- **REQUIREMENT**
Write out every line below that includes the word "zhèng".

=-=-=

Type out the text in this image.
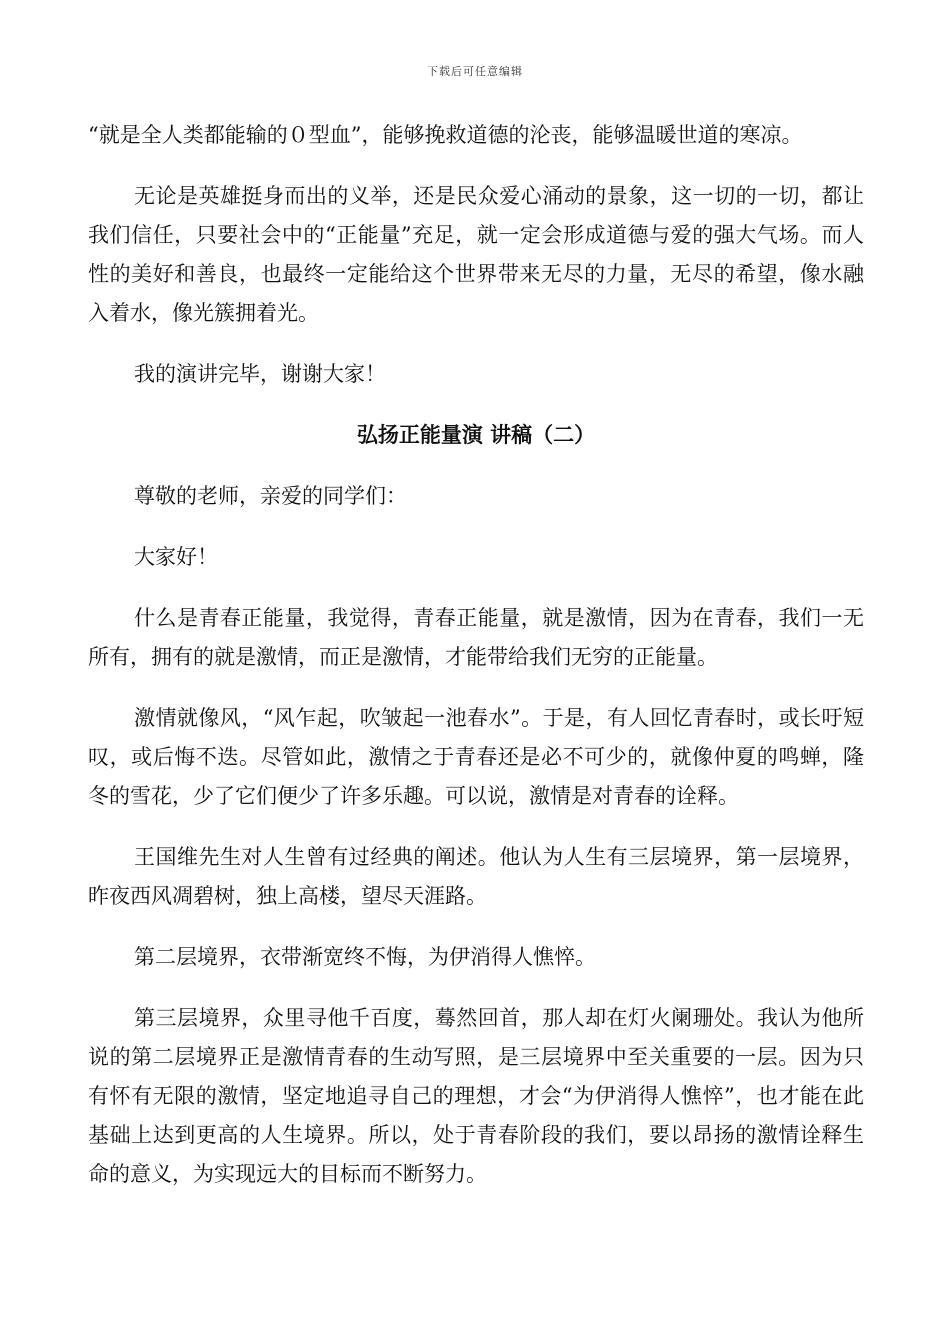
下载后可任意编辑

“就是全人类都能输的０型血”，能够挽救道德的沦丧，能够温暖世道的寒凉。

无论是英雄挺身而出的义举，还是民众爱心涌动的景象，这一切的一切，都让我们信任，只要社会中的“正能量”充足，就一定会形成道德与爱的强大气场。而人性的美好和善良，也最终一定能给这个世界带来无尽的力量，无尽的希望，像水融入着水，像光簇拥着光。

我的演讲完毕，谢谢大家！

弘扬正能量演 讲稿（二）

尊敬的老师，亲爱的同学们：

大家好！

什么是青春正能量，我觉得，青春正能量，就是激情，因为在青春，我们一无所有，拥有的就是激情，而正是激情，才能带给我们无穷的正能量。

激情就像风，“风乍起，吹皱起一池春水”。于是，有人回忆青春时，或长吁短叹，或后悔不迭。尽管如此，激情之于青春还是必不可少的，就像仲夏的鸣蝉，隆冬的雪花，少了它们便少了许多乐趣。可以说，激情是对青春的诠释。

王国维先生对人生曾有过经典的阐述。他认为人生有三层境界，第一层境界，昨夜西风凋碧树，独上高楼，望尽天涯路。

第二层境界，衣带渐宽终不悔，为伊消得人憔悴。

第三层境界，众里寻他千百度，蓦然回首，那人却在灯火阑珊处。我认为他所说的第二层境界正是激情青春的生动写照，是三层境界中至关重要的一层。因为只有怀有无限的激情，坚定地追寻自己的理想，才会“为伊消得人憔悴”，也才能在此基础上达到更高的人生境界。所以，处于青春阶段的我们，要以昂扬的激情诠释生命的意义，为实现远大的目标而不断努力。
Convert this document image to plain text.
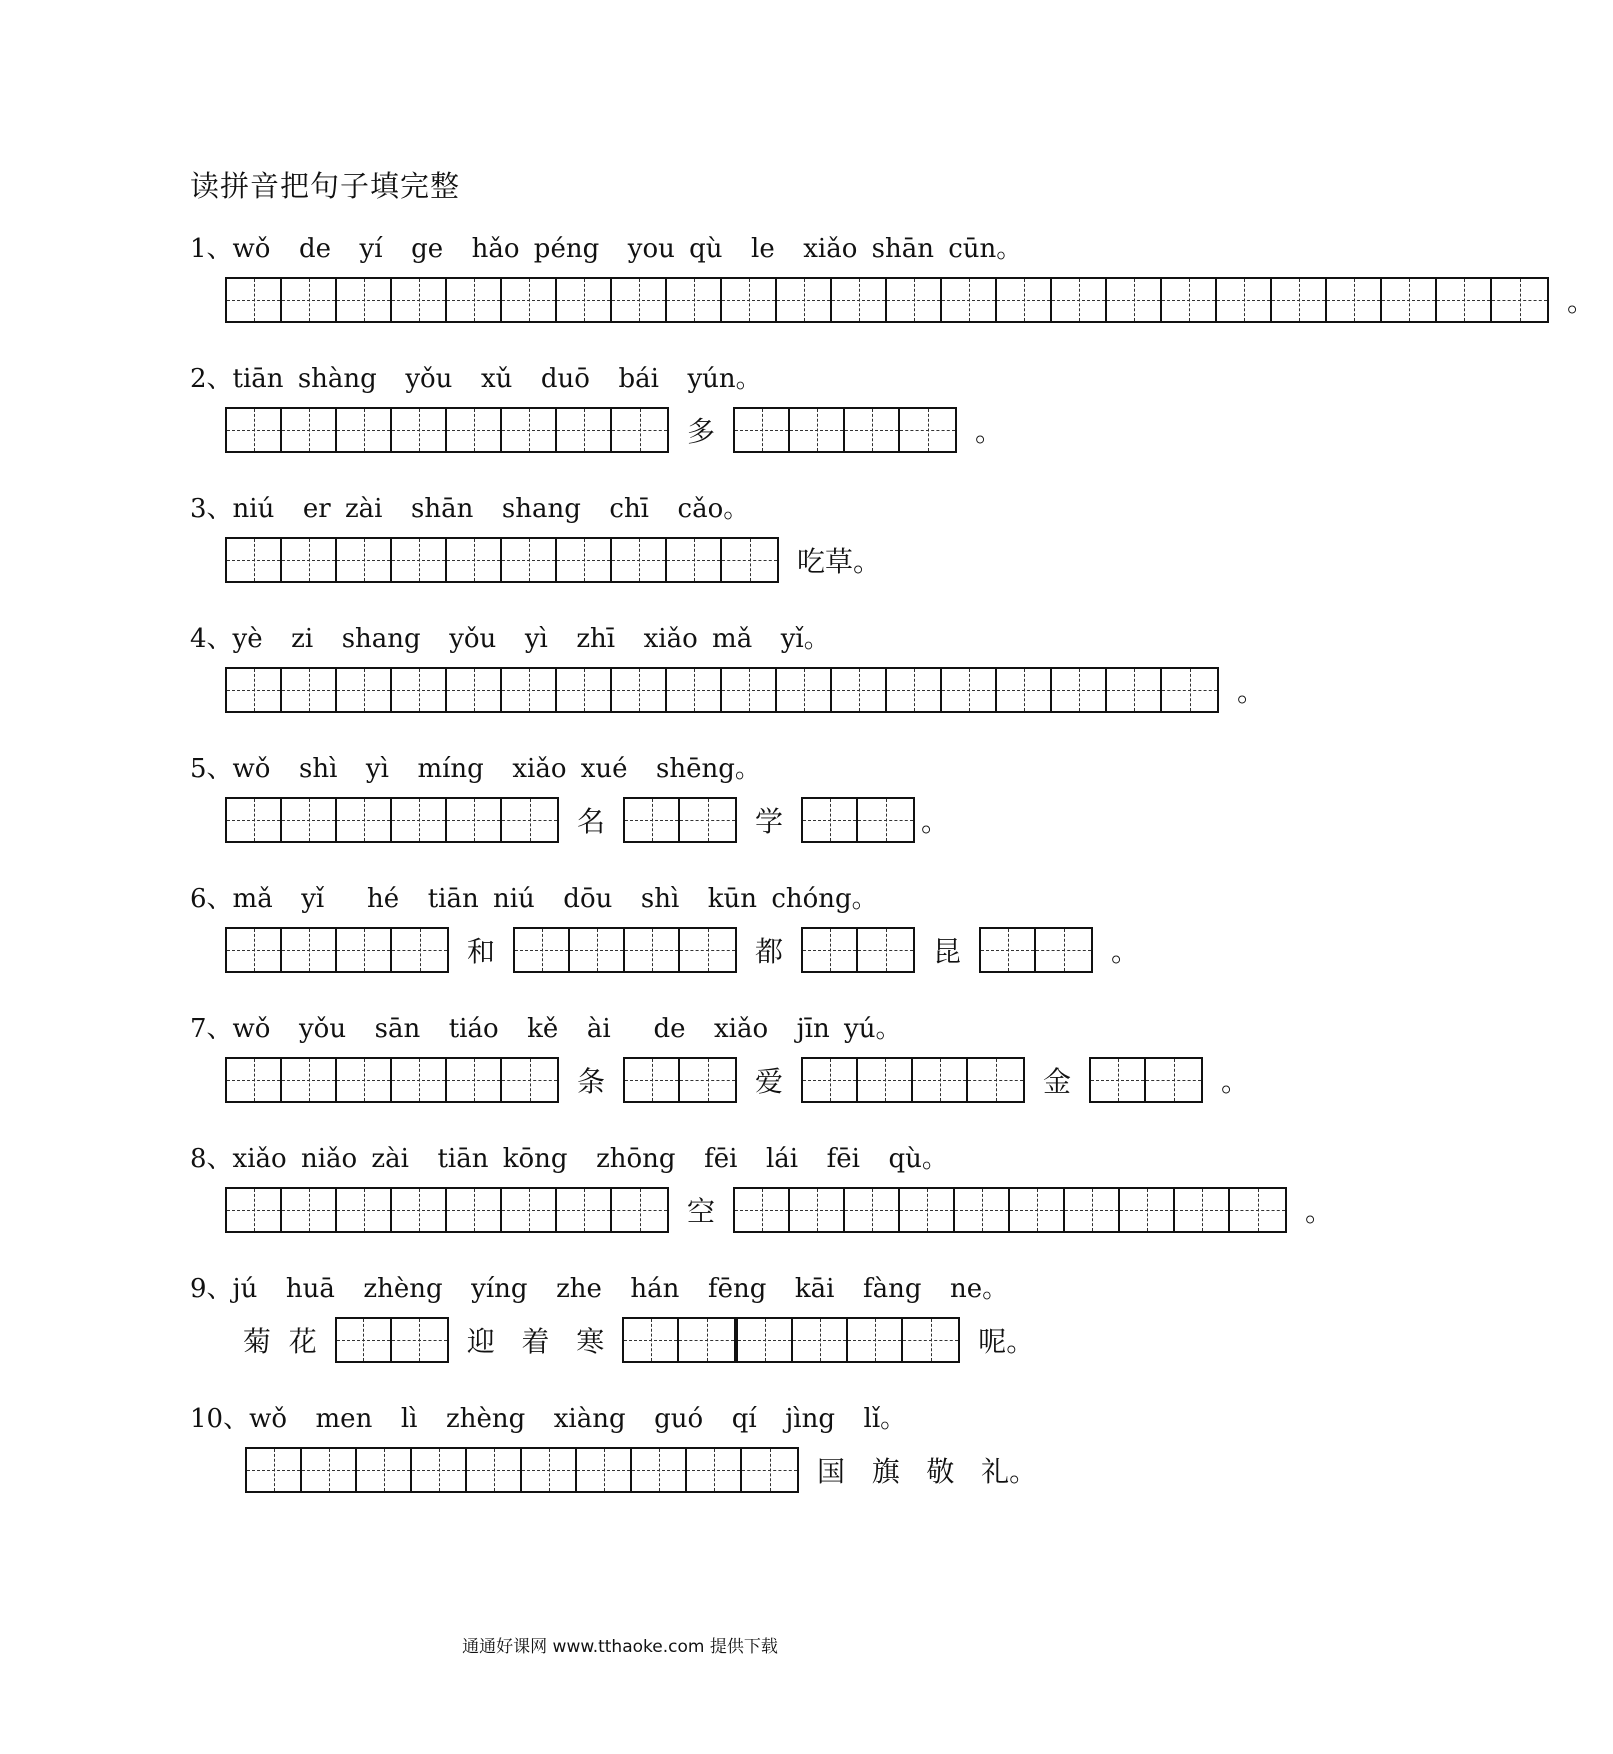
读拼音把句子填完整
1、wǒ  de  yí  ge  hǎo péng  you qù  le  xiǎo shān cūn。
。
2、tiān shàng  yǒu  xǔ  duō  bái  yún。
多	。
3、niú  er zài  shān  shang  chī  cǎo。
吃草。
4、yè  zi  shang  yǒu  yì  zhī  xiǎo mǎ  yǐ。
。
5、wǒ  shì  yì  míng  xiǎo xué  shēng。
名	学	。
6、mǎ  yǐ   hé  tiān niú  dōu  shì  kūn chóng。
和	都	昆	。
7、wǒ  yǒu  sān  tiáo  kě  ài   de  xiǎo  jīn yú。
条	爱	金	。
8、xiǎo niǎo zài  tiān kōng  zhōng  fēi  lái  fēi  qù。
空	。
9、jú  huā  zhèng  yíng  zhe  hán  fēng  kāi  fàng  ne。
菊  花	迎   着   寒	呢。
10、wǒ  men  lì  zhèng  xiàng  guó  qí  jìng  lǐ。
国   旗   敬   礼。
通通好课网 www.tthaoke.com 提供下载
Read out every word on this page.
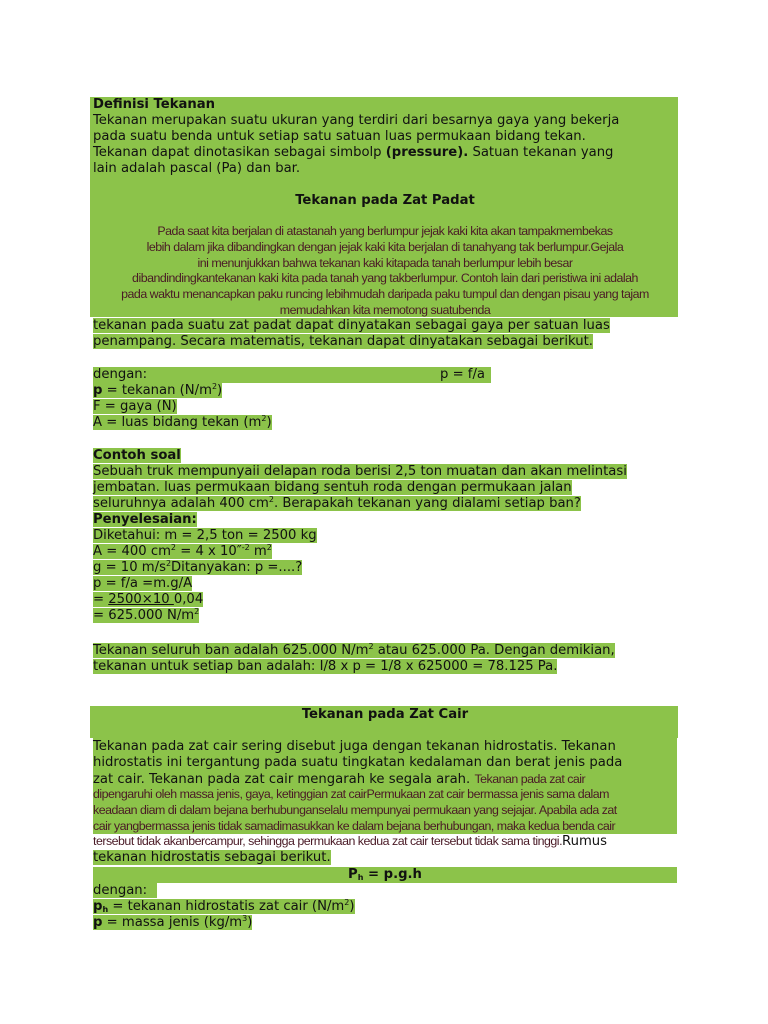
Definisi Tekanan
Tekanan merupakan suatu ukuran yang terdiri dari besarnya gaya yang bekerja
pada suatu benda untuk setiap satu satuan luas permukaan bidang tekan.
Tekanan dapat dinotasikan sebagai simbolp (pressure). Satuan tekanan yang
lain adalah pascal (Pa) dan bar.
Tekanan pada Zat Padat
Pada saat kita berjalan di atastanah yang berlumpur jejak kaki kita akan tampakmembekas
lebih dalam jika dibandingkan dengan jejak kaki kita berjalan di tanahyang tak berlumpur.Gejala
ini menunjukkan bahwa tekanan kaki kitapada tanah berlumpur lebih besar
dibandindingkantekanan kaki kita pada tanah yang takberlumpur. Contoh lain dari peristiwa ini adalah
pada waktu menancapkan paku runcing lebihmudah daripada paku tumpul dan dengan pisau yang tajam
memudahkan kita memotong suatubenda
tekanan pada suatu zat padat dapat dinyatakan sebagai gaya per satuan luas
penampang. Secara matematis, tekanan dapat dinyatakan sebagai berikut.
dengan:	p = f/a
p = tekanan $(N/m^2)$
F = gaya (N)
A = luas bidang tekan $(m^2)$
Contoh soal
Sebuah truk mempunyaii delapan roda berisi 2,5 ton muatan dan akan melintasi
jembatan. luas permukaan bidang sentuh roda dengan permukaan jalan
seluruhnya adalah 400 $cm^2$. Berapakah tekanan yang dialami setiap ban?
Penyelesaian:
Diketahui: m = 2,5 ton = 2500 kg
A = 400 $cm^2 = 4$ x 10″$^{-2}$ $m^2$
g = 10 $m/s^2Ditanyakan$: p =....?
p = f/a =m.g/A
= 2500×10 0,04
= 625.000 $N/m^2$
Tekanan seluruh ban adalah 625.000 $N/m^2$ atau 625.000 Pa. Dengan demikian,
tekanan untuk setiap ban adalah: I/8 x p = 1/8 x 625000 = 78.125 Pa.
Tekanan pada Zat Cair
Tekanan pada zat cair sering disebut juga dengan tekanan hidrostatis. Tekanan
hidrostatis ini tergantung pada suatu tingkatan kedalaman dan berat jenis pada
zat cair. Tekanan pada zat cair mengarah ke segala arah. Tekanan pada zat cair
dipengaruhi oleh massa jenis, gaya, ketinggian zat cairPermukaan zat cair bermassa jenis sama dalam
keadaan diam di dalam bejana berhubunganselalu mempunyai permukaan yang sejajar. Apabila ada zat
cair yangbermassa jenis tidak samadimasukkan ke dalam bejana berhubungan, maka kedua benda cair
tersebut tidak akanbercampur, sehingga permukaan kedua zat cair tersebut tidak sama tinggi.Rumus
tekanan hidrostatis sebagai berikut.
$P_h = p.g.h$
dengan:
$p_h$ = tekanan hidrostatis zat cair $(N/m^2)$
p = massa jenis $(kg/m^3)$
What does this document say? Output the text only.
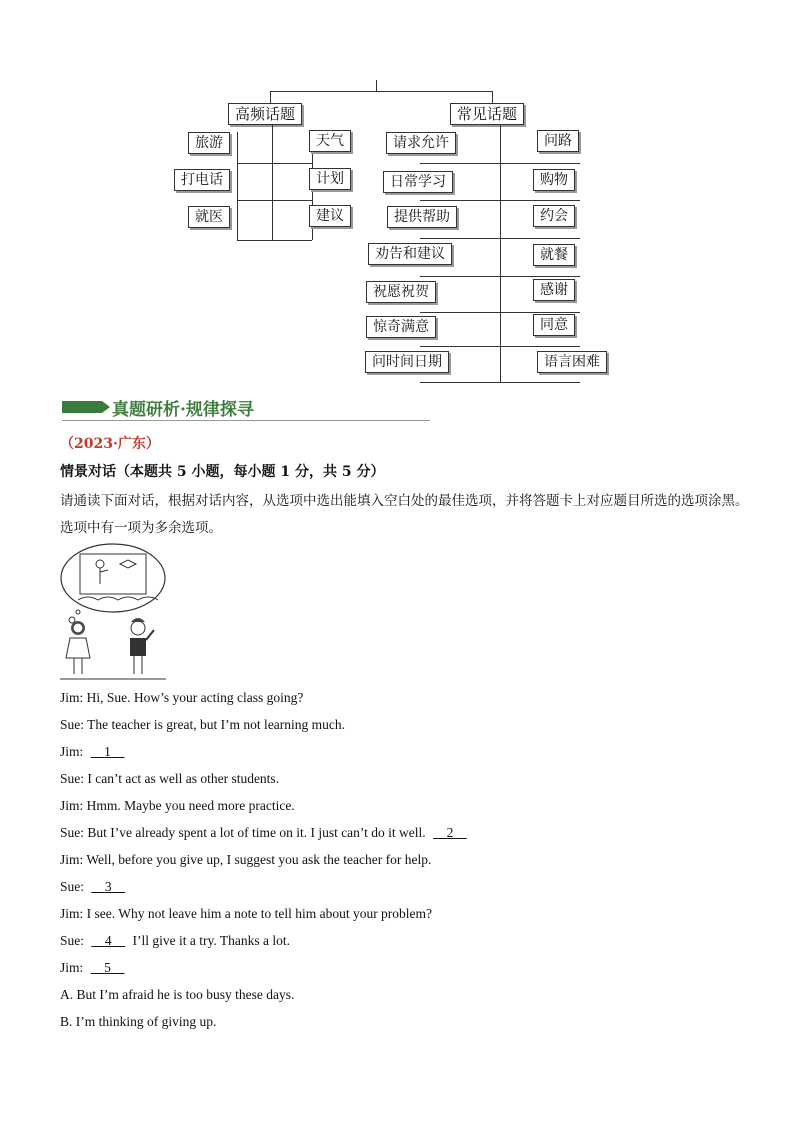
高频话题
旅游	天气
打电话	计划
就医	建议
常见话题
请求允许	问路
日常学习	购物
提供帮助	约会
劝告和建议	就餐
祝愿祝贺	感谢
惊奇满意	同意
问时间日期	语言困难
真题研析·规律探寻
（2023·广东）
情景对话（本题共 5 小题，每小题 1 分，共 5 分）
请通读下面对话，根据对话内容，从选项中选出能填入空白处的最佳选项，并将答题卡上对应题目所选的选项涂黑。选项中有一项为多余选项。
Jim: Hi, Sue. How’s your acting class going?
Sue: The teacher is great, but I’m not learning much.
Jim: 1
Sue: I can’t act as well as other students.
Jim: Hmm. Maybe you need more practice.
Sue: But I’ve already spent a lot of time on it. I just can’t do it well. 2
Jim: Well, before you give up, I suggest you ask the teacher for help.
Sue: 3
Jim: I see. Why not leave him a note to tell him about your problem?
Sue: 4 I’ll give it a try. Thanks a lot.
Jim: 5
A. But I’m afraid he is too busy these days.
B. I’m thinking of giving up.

=-=-=

- **WORKED ANSWER**
9、jú  huā  zhèng  yíng  zhe  hán  fēng  kāi  fàng  ne。
10、wǒ  men  lì  zhèng  xiàng  guó  qí  jìng  lǐ。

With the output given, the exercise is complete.